• **SOURCE TEXT**:

Mark Watches ‘Deep Space Nine’: S05E08 – Things Past

In the eighth episode of the fifth season of Deep Space Nine, WHY DOES THIS SHOW KEEP HURTING ME. Intrigued? Then it’s time for Mark to watch Star Trek.

Trigger Warning: For discussion of internment camps, colonization, torture, terrorism.

Y’all, this show keeps going so much darker than I expect of it, and I really need to adjust my expectations. That’s a good thing, though, since Deep Space Nine is so willing to challenge our ideas of what makes a person good or bad. Here, that’s addressed as well as the idea of selectively remembering history. That’s why I was so convinced that “Things Past” was about Garak! In the opening scene, Garak is so certain that the Bajorans are misremembering history, that the Cardassian occupation was nowhere near as bad as they thought it was. It’s a frighteningly common logic in the real world, one I’ve seen in conversations about the Founding Fathers (THANKS, HAMILTON) or slavery or Reconstruction or Jim Crow or the Civil Rights movement or the AIDS crisis of the 80s (THANKS, REAGAN). The way history is preserved – and by whom – matters in the retelling.

So when Garak – along with Dax, Sisko, and Odo – appear on Terok Nor during the occupation, I was certain that this was going to be a chance for Garak to relive history as it was and to learn that his perception of that time was deeply flawed. And look, you can still see that aspect here, so it’s a valid interpretation of the story, though it doesn’t end as the focus. Garak is horrified and bewildered for most of this episode. His frustration is obvious, too, since he can no longer access the privilege and prestige he was used to as a Cardassian. You can even see him struggle with the logic of the Cardassians as they indiscriminately target and torment random Bajorans.

Yet the episode quietly shifts focus, and it’s an incredible thing to experience. Perhaps my preconceived notion of what “Things Past” was gonna be affected that, but I think it was intentional that the writers tricked us with this Odo-centric story. We get a sense that he’s experiencing something different from everyone else, but since this bizarre dreamstate scenario still affects everyone, it’s easy not to center on him. Instead, I spent most of this episode on the edge of my seat, a nervous wreck as I waited for the next inevitable disaster. What was Gul Dukat going to ask of Dax? Why did Odo seem to know exactly who the three of them were? Why were they transported so fully into this memory, only to be able to see one another as they actually were? It wasn’t quite time travel, nor was the memory factual; the timeline had been scrunched up, taking events from two different periods and pushing them together.

• **THINGS TO DO**:
A - In the review of the Deep Space Nine episode "Things Past," which three characters appear on Terok Nor alongside Garak?
B - Extend the review of the Deep Space Nine episode "Things Past" by picking up right after its final sentence.

• **INFORMATION PROVIDED**:
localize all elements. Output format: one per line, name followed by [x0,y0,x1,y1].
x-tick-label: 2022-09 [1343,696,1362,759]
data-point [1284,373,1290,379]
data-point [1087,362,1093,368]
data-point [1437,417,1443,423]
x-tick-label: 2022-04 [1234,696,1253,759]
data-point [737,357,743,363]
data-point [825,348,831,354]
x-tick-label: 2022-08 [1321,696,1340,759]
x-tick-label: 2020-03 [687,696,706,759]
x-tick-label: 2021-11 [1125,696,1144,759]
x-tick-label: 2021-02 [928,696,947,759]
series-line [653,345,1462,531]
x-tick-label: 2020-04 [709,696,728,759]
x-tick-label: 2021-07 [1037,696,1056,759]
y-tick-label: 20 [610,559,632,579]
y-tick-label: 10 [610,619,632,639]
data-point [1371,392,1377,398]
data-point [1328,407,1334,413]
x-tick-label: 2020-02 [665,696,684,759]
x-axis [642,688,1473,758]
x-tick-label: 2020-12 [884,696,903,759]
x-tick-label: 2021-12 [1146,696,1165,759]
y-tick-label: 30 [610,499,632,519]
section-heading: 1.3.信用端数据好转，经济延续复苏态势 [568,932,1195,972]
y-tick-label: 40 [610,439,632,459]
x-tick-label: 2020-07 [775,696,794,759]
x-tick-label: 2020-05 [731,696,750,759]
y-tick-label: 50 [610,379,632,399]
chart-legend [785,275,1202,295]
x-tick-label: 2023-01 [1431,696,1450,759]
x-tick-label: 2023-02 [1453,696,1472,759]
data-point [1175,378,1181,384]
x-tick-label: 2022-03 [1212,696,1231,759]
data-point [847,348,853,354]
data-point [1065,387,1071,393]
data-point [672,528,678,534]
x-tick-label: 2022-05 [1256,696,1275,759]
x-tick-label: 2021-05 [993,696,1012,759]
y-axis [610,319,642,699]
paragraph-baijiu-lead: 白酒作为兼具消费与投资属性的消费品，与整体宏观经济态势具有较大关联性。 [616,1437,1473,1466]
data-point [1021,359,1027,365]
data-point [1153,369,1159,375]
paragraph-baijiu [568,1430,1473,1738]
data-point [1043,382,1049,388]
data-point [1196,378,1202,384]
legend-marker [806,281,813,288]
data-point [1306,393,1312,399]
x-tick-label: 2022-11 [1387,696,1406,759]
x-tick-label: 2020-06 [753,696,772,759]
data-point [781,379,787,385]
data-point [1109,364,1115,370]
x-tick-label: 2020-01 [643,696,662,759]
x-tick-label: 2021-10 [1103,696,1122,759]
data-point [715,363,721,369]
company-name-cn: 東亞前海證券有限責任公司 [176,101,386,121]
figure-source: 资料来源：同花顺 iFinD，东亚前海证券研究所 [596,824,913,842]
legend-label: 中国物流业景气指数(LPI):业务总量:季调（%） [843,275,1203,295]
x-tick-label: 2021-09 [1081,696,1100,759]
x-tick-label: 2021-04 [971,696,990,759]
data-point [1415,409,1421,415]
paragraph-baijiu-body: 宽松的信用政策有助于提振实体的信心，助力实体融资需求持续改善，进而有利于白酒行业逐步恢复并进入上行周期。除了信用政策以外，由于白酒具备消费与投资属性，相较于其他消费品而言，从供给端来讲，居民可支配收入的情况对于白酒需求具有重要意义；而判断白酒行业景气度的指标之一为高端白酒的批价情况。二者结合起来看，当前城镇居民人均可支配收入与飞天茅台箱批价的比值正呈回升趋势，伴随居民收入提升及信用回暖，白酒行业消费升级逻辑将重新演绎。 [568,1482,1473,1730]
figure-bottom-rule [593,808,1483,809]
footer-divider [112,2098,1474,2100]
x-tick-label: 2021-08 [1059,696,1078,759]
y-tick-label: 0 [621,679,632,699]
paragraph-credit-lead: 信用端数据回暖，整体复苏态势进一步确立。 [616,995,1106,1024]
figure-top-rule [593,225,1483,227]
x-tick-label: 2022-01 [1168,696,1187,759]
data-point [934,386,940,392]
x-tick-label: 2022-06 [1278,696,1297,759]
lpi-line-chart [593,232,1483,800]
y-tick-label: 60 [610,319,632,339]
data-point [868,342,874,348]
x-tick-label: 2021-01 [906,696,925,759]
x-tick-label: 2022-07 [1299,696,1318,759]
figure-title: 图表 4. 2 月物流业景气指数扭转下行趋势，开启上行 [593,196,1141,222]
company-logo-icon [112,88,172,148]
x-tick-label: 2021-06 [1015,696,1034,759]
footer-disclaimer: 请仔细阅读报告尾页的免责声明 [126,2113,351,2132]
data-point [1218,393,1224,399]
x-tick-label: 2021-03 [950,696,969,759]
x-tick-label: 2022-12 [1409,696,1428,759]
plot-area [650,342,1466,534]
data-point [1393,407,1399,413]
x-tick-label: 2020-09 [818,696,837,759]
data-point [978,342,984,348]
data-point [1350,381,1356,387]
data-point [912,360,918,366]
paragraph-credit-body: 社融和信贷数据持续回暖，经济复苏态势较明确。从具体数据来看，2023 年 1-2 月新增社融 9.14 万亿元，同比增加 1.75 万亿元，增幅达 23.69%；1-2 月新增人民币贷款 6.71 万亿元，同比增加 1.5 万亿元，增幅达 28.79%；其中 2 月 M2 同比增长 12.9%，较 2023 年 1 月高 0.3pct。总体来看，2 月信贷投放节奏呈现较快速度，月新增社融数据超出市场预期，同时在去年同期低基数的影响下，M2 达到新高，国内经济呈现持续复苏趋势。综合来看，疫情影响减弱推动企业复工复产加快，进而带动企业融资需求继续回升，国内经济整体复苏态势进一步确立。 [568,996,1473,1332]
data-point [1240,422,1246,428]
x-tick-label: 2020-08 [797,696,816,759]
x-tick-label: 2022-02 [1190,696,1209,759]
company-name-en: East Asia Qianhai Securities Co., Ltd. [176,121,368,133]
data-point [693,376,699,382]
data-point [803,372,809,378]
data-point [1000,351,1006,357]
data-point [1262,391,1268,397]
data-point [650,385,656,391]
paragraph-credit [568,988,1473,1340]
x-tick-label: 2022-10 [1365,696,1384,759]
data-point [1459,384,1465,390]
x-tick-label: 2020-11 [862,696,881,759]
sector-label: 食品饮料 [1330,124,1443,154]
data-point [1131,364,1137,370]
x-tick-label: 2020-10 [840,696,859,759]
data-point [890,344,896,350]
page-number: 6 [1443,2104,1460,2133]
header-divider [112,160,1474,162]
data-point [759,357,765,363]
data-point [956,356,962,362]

• **ANSWERS FOR THE EXERCISE**:
A - Dax, Sisko, and Odo.

B -
Thus, this is one of the few cases in the Star Trek universe of the writers giving us an unreliable narrator, and IT IS SO BRILLIANT. Make no mistake: the Cardassians are the villains in this episode, and they’re portrayed as vicious, uncompromising, and violent. They are a complete refutation of Garak’s ideas of how history happened. But Deep Space Nine goes a step further. What of the people who were complicit in the savage oppression of the Bajorans? Where do they stand in history? I now realize why that opening scene in “Things Past” had to happen. We needed to see Dax and Sisko tease Odo about being a paragon of virtue and justice. It allowed us to understand his mindset. Once justice was invoked, Odo’s guilt took over, and he remembered that he was not the defender of justice that history had claimed he was.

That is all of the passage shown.